▶ WORK TO DO
Transcribe the material in full, exactly as written.
....................
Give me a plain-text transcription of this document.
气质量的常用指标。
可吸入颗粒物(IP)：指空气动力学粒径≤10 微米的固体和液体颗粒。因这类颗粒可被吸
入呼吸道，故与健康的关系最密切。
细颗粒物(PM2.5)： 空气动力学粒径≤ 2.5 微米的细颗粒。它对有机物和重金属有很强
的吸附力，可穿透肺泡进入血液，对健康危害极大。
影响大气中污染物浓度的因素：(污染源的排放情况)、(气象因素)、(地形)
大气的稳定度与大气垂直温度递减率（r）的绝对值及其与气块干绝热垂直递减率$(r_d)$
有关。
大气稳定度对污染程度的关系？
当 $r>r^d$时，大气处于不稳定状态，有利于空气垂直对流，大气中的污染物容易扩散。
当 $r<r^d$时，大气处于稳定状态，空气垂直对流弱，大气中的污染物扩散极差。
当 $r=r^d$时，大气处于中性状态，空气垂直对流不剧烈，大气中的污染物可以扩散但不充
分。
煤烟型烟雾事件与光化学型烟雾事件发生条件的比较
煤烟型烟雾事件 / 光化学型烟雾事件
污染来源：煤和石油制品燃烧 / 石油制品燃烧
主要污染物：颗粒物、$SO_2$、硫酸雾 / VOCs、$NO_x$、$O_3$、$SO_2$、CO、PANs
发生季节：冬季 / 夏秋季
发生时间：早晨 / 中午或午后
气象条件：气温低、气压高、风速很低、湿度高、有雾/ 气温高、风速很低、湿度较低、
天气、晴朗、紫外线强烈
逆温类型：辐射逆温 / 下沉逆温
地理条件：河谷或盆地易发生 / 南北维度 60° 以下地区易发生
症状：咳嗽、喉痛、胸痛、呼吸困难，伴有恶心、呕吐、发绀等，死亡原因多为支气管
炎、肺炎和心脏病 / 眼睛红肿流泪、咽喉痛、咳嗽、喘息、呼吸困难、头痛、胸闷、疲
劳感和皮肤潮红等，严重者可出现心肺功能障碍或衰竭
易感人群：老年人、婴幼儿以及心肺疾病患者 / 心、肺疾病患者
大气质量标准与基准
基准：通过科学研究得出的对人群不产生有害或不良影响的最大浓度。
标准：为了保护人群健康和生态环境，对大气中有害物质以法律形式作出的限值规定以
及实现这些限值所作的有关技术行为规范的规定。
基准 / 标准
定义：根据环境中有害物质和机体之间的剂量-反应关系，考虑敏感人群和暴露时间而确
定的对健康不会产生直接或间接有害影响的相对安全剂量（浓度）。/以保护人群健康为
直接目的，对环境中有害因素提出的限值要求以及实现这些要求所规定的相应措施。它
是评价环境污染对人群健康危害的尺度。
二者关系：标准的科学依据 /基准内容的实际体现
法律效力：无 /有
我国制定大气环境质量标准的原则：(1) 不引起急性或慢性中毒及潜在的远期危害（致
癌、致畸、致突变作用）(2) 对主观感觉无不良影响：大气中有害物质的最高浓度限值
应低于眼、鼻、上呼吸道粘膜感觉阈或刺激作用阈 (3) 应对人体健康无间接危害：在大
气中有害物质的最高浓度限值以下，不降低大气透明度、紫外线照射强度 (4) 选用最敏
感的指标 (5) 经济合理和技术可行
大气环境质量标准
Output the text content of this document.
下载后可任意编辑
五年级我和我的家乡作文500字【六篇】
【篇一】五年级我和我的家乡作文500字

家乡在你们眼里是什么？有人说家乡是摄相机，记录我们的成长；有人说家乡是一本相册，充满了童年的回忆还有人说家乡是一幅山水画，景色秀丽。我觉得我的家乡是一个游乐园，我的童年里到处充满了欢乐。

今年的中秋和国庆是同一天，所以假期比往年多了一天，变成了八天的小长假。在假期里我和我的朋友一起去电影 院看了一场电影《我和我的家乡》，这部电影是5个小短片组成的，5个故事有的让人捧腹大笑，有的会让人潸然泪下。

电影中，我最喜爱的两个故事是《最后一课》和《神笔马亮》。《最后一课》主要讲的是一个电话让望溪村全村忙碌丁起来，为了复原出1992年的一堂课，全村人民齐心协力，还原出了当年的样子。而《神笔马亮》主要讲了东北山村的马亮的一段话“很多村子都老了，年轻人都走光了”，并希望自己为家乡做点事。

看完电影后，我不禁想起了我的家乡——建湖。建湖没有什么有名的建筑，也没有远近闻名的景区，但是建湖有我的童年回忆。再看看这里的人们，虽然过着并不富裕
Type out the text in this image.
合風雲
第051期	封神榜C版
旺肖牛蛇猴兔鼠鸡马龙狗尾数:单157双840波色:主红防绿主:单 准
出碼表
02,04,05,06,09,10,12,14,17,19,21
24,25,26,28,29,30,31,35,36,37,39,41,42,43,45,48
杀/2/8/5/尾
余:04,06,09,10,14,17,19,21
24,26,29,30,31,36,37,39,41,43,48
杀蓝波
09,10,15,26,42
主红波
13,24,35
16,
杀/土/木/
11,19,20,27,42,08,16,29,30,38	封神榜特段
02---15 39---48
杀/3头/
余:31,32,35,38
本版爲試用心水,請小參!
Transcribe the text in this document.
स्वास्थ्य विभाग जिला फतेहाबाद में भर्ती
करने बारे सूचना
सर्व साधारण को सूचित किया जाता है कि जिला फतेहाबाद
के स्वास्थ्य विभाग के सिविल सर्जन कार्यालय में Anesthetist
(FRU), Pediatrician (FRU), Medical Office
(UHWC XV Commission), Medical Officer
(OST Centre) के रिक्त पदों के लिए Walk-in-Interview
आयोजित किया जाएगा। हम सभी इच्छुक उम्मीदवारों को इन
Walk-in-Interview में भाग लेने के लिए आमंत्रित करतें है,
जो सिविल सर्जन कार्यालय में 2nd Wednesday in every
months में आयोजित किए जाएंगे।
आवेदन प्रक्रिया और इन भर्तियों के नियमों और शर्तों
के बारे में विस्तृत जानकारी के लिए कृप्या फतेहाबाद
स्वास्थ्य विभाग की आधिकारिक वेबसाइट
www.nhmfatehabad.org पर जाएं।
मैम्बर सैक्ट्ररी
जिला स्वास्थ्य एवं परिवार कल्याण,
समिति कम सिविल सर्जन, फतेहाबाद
....................
▶ COMPLETED EXERCISE
Give me a plain-text transcription of this document.
气质量的常用指标。
可吸入颗粒物(IP)：指空气动力学粒径≤10 微米的固体和液体颗粒。因这类颗粒可被吸
入呼吸道，故与健康的关系最密切。
细颗粒物(PM2.5)： 空气动力学粒径≤ 2.5 微米的细颗粒。它对有机物和重金属有很强
的吸附力，可穿透肺泡进入血液，对健康危害极大。
影响大气中污染物浓度的因素：(污染源的排放情况)、(气象因素)、(地形)
大气的稳定度与大气垂直温度递减率（r）的绝对值及其与气块干绝热垂直递减率$(r_d)$
有关。
大气稳定度对污染程度的关系？
当 $r>r^d$时，大气处于不稳定状态，有利于空气垂直对流，大气中的污染物容易扩散。
当 $r<r^d$时，大气处于稳定状态，空气垂直对流弱，大气中的污染物扩散极差。
当 $r=r^d$时，大气处于中性状态，空气垂直对流不剧烈，大气中的污染物可以扩散但不充
分。
煤烟型烟雾事件与光化学型烟雾事件发生条件的比较
煤烟型烟雾事件 / 光化学型烟雾事件
污染来源：煤和石油制品燃烧 / 石油制品燃烧
主要污染物：颗粒物、$SO_2$、硫酸雾 / VOCs、$NO_x$、$O_3$、$SO_2$、CO、PANs
发生季节：冬季 / 夏秋季
发生时间：早晨 / 中午或午后
气象条件：气温低、气压高、风速很低、湿度高、有雾/ 气温高、风速很低、湿度较低、
天气、晴朗、紫外线强烈
逆温类型：辐射逆温 / 下沉逆温
地理条件：河谷或盆地易发生 / 南北维度 60° 以下地区易发生
症状：咳嗽、喉痛、胸痛、呼吸困难，伴有恶心、呕吐、发绀等，死亡原因多为支气管
炎、肺炎和心脏病 / 眼睛红肿流泪、咽喉痛、咳嗽、喘息、呼吸困难、头痛、胸闷、疲
劳感和皮肤潮红等，严重者可出现心肺功能障碍或衰竭
易感人群：老年人、婴幼儿以及心肺疾病患者 / 心、肺疾病患者
大气质量标准与基准
基准：通过科学研究得出的对人群不产生有害或不良影响的最大浓度。
标准：为了保护人群健康和生态环境，对大气中有害物质以法律形式作出的限值规定以
及实现这些限值所作的有关技术行为规范的规定。
基准 / 标准
定义：根据环境中有害物质和机体之间的剂量-反应关系，考虑敏感人群和暴露时间而确
定的对健康不会产生直接或间接有害影响的相对安全剂量（浓度）。/以保护人群健康为
直接目的，对环境中有害因素提出的限值要求以及实现这些要求所规定的相应措施。它
是评价环境污染对人群健康危害的尺度。
二者关系：标准的科学依据 /基准内容的实际体现
法律效力：无 /有
我国制定大气环境质量标准的原则：(1) 不引起急性或慢性中毒及潜在的远期危害（致
癌、致畸、致突变作用）(2) 对主观感觉无不良影响：大气中有害物质的最高浓度限值
应低于眼、鼻、上呼吸道粘膜感觉阈或刺激作用阈 (3) 应对人体健康无间接危害：在大
气中有害物质的最高浓度限值以下，不降低大气透明度、紫外线照射强度 (4) 选用最敏
感的指标 (5) 经济合理和技术可行
大气环境质量标准
Output the text content of this document.
下载后可任意编辑
五年级我和我的家乡作文500字【六篇】
【篇一】五年级我和我的家乡作文500字

家乡在你们眼里是什么？有人说家乡是摄相机，记录我们的成长；有人说家乡是一本相册，充满了童年的回忆还有人说家乡是一幅山水画，景色秀丽。我觉得我的家乡是一个游乐园，我的童年里到处充满了欢乐。

今年的中秋和国庆是同一天，所以假期比往年多了一天，变成了八天的小长假。在假期里我和我的朋友一起去电影 院看了一场电影《我和我的家乡》，这部电影是5个小短片组成的，5个故事有的让人捧腹大笑，有的会让人潸然泪下。

电影中，我最喜爱的两个故事是《最后一课》和《神笔马亮》。《最后一课》主要讲的是一个电话让望溪村全村忙碌丁起来，为了复原出1992年的一堂课，全村人民齐心协力，还原出了当年的样子。而《神笔马亮》主要讲了东北山村的马亮的一段话“很多村子都老了，年轻人都走光了”，并希望自己为家乡做点事。

看完电影后，我不禁想起了我的家乡——建湖。建湖没有什么有名的建筑，也没有远近闻名的景区，但是建湖有我的童年回忆。再看看这里的人们，虽然过着并不富裕
Type out the text in this image.
合風雲
第051期	封神榜C版
旺肖牛蛇猴兔鼠鸡马龙狗尾数:单157双840波色:主红防绿主:单 准
出碼表
02,04,05,06,09,10,12,14,17,19,21
24,25,26,28,29,30,31,35,36,37,39,41,42,43,45,48
杀/2/8/5/尾
余:04,06,09,10,14,17,19,21
24,26,29,30,31,36,37,39,41,43,48
杀蓝波
09,10,15,26,42
主红波
13,24,35
16,
杀/土/木/
11,19,20,27,42,08,16,29,30,38	封神榜特段
02---15 39---48
杀/3头/
余:31,32,35,38
本版爲試用心水,請小參!
Transcribe the text in this document.
स्वास्थ्य विभाग जिला फतेहाबाद में भर्ती
करने बारे सूचना
सर्व साधारण को सूचित किया जाता है कि जिला फतेहाबाद
के स्वास्थ्य विभाग के सिविल सर्जन कार्यालय में Anesthetist
(FRU), Pediatrician (FRU), Medical Office
(UHWC XV Commission), Medical Officer
(OST Centre) के रिक्त पदों के लिए Walk-in-Interview
आयोजित किया जाएगा। हम सभी इच्छुक उम्मीदवारों को इन
Walk-in-Interview में भाग लेने के लिए आमंत्रित करतें है,
जो सिविल सर्जन कार्यालय में 2nd Wednesday in every
months में आयोजित किए जाएंगे।
आवेदन प्रक्रिया और इन भर्तियों के नियमों और शर्तों
के बारे में विस्तृत जानकारी के लिए कृप्या फतेहाबाद
स्वास्थ्य विभाग की आधिकारिक वेबसाइट
www.nhmfatehabad.org पर जाएं।
मैम्बर सैक्ट्ररी
जिला स्वास्थ्य एवं परिवार कल्याण,
समिति कम सिविल सर्जन, फतेहाबाद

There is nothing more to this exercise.